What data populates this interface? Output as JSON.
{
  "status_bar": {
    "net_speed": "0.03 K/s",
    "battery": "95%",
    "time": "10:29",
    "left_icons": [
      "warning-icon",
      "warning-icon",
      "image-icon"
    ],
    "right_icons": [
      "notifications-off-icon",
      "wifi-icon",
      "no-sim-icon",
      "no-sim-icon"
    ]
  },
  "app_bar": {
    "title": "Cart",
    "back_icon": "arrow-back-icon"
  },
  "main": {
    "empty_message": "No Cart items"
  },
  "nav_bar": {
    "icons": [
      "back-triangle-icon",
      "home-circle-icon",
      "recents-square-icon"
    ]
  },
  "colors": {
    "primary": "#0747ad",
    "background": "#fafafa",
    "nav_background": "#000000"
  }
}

■ WHAT IS NEEDED
Nothing should be left out: repeat all of the data exactly.

■ EXPECTED ANSWER
What data populates this interface? Output as JSON.
{
  "status_bar": {
    "net_speed": "0.03 K/s",
    "battery": "95%",
    "time": "10:29",
    "left_icons": [
      "warning-icon",
      "warning-icon",
      "image-icon"
    ],
    "right_icons": [
      "notifications-off-icon",
      "wifi-icon",
      "no-sim-icon",
      "no-sim-icon"
    ]
  },
  "app_bar": {
    "title": "Cart",
    "back_icon": "arrow-back-icon"
  },
  "main": {
    "empty_message": "No Cart items"
  },
  "nav_bar": {
    "icons": [
      "back-triangle-icon",
      "home-circle-icon",
      "recents-square-icon"
    ]
  },
  "colors": {
    "primary": "#0747ad",
    "background": "#fafafa",
    "nav_background": "#000000"
  }
}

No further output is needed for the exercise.